_WHAT YOU ARE ASKED TO DO_
Repeat only the lines below from the one that contains "What data populates" through the final line, exactly. Omit pictures.

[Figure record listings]
+===+
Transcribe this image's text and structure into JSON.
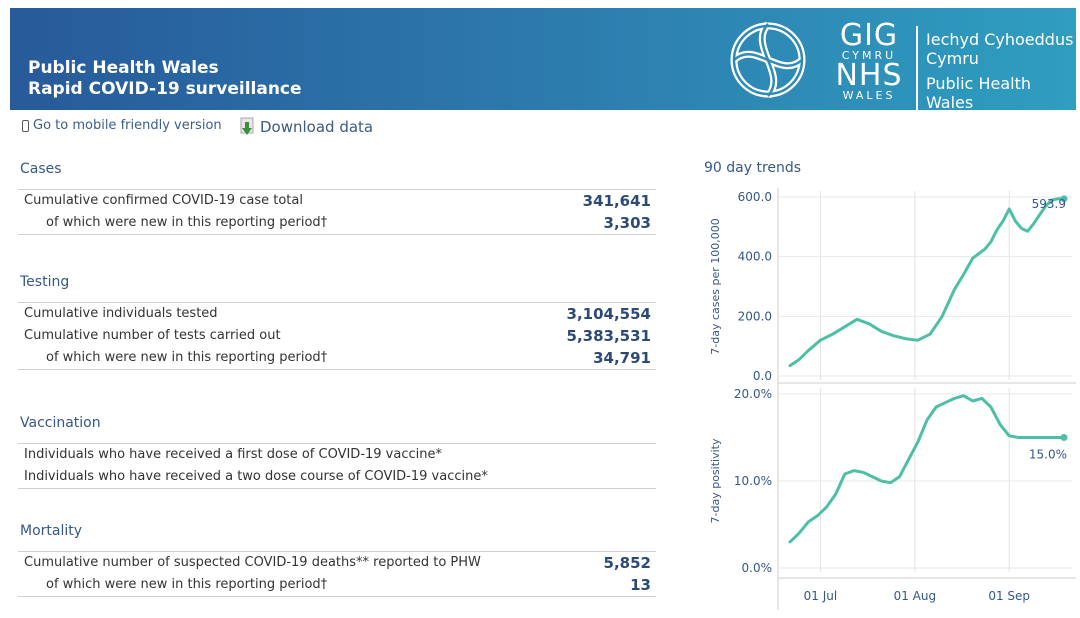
{
  "header": {
    "title_line1": "Public Health Wales",
    "title_line2": "Rapid COVID-19 surveillance",
    "logo": {
      "gig": "GIG",
      "cymru": "CYMRU",
      "nhs": "NHS",
      "wales": "WALES",
      "welsh_name_line1": "Iechyd Cyhoeddus",
      "welsh_name_line2": "Cymru",
      "english_name_line1": "Public Health",
      "english_name_line2": "Wales"
    }
  },
  "toolbar": {
    "mobile_link": "Go to mobile friendly version",
    "download_link": "Download data"
  },
  "sections": {
    "cases": {
      "title": "Cases",
      "rows": [
        {
          "label": "Cumulative confirmed COVID-19 case total",
          "value": "341,641"
        },
        {
          "label": "of which were new in this reporting period†",
          "value": "3,303"
        }
      ]
    },
    "testing": {
      "title": "Testing",
      "rows": [
        {
          "label": "Cumulative individuals tested",
          "value": "3,104,554"
        },
        {
          "label": "Cumulative number of tests carried out",
          "value": "5,383,531"
        },
        {
          "label": "of which were new in this reporting period†",
          "value": "34,791"
        }
      ]
    },
    "vaccination": {
      "title": "Vaccination",
      "rows": [
        {
          "label": "Individuals who have received a first dose of COVID-19 vaccine*",
          "value": ""
        },
        {
          "label": "Individuals who have received a two dose course of COVID-19 vaccine*",
          "value": ""
        }
      ]
    },
    "mortality": {
      "title": "Mortality",
      "rows": [
        {
          "label": "Cumulative number of suspected COVID-19 deaths** reported to PHW",
          "value": "5,852"
        },
        {
          "label": "of which were new in this reporting period†",
          "value": "13"
        }
      ]
    }
  },
  "trends": {
    "title": "90 day trends"
  },
  "colors": {
    "line": "#4dbfa6",
    "heading": "#35578a",
    "value": "#2c4a75",
    "banner_start": "#275a9a",
    "banner_end": "#2f9ec0"
  },
  "chart_data": [
    {
      "type": "line",
      "title": "",
      "ylabel": "7-day cases per 100,000",
      "ylim": [
        0,
        600
      ],
      "yticks": [
        0,
        200,
        400,
        600
      ],
      "ytick_labels": [
        "0.0",
        "200.0",
        "400.0",
        "600.0"
      ],
      "xlabel": "",
      "x_tick_labels": [
        "01 Jul",
        "01 Aug",
        "01 Sep"
      ],
      "x_tick_day_index": [
        10,
        41,
        72
      ],
      "end_label": "593.9",
      "x_day_index": [
        0,
        3,
        6,
        10,
        14,
        18,
        22,
        26,
        30,
        34,
        38,
        42,
        46,
        50,
        54,
        57,
        60,
        62,
        64,
        66,
        68,
        70,
        72,
        74,
        76,
        78,
        80,
        82,
        84,
        86,
        88,
        90
      ],
      "values": [
        35,
        55,
        85,
        120,
        140,
        165,
        190,
        175,
        150,
        135,
        125,
        120,
        140,
        200,
        290,
        340,
        395,
        410,
        425,
        450,
        490,
        520,
        560,
        520,
        495,
        485,
        510,
        540,
        570,
        590,
        593.9,
        593.9
      ]
    },
    {
      "type": "line",
      "title": "",
      "ylabel": "7-day positivity",
      "ylim": [
        0,
        20
      ],
      "yticks": [
        0,
        10,
        20
      ],
      "ytick_labels": [
        "0.0%",
        "10.0%",
        "20.0%"
      ],
      "xlabel": "",
      "x_tick_labels": [
        "01 Jul",
        "01 Aug",
        "01 Sep"
      ],
      "x_tick_day_index": [
        10,
        41,
        72
      ],
      "end_label": "15.0%",
      "x_day_index": [
        0,
        3,
        6,
        9,
        12,
        15,
        18,
        21,
        24,
        27,
        30,
        33,
        36,
        39,
        42,
        45,
        48,
        51,
        54,
        57,
        60,
        63,
        66,
        69,
        72,
        75,
        78,
        80,
        82,
        84,
        86,
        88,
        90
      ],
      "values": [
        3,
        4,
        5.3,
        6,
        7,
        8.5,
        10.8,
        11.2,
        11.0,
        10.5,
        10,
        9.8,
        10.5,
        12.5,
        14.5,
        17,
        18.5,
        19,
        19.5,
        19.8,
        19.2,
        19.5,
        18.5,
        16.5,
        15.2,
        15.0,
        15.0,
        15.0,
        15.0,
        15.0,
        15.0,
        15.0,
        15.0
      ]
    }
  ]
}
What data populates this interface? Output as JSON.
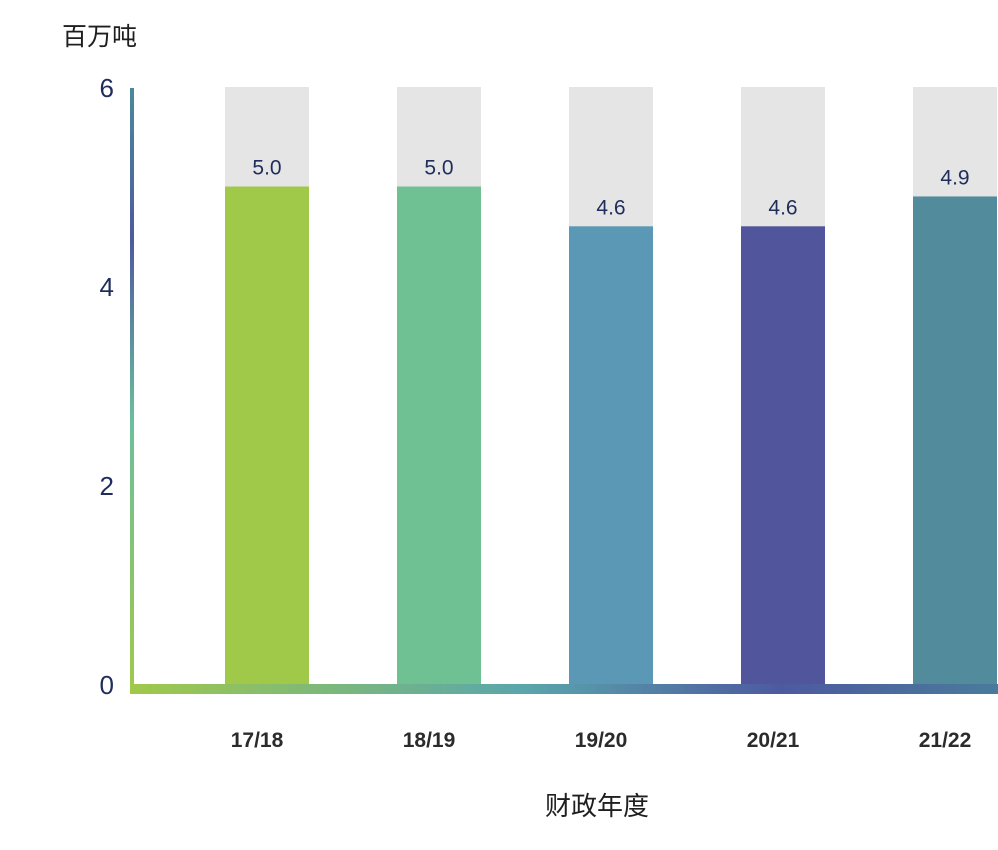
{
  "chart_data": {
    "type": "bar",
    "ylabel": "百万吨",
    "xlabel": "财政年度",
    "ylim": [
      0,
      6
    ],
    "yticks": [
      "0",
      "2",
      "4",
      "6"
    ],
    "categories": [
      "17/18",
      "18/19",
      "19/20",
      "20/21",
      "21/22"
    ],
    "values": [
      5.0,
      5.0,
      4.6,
      4.6,
      4.9
    ],
    "data_labels": [
      "5.0",
      "5.0",
      "4.6",
      "4.6",
      "4.9"
    ],
    "bar_colors": [
      "#a0c94a",
      "#6fc093",
      "#5b98b5",
      "#51559b",
      "#528b9b"
    ],
    "background_bar_color": "#e5e5e5",
    "grid": false
  }
}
+===+
_SOLUTION_
What data populates this interface? Output as JSON.
{
  "chart_data": {
    "type": "bar",
    "ylabel": "百万吨",
    "xlabel": "财政年度",
    "ylim": [
      0,
      6
    ],
    "yticks": [
      "0",
      "2",
      "4",
      "6"
    ],
    "categories": [
      "17/18",
      "18/19",
      "19/20",
      "20/21",
      "21/22"
    ],
    "values": [
      5.0,
      5.0,
      4.6,
      4.6,
      4.9
    ],
    "data_labels": [
      "5.0",
      "5.0",
      "4.6",
      "4.6",
      "4.9"
    ],
    "bar_colors": [
      "#a0c94a",
      "#6fc093",
      "#5b98b5",
      "#51559b",
      "#528b9b"
    ],
    "background_bar_color": "#e5e5e5",
    "grid": false
  }
}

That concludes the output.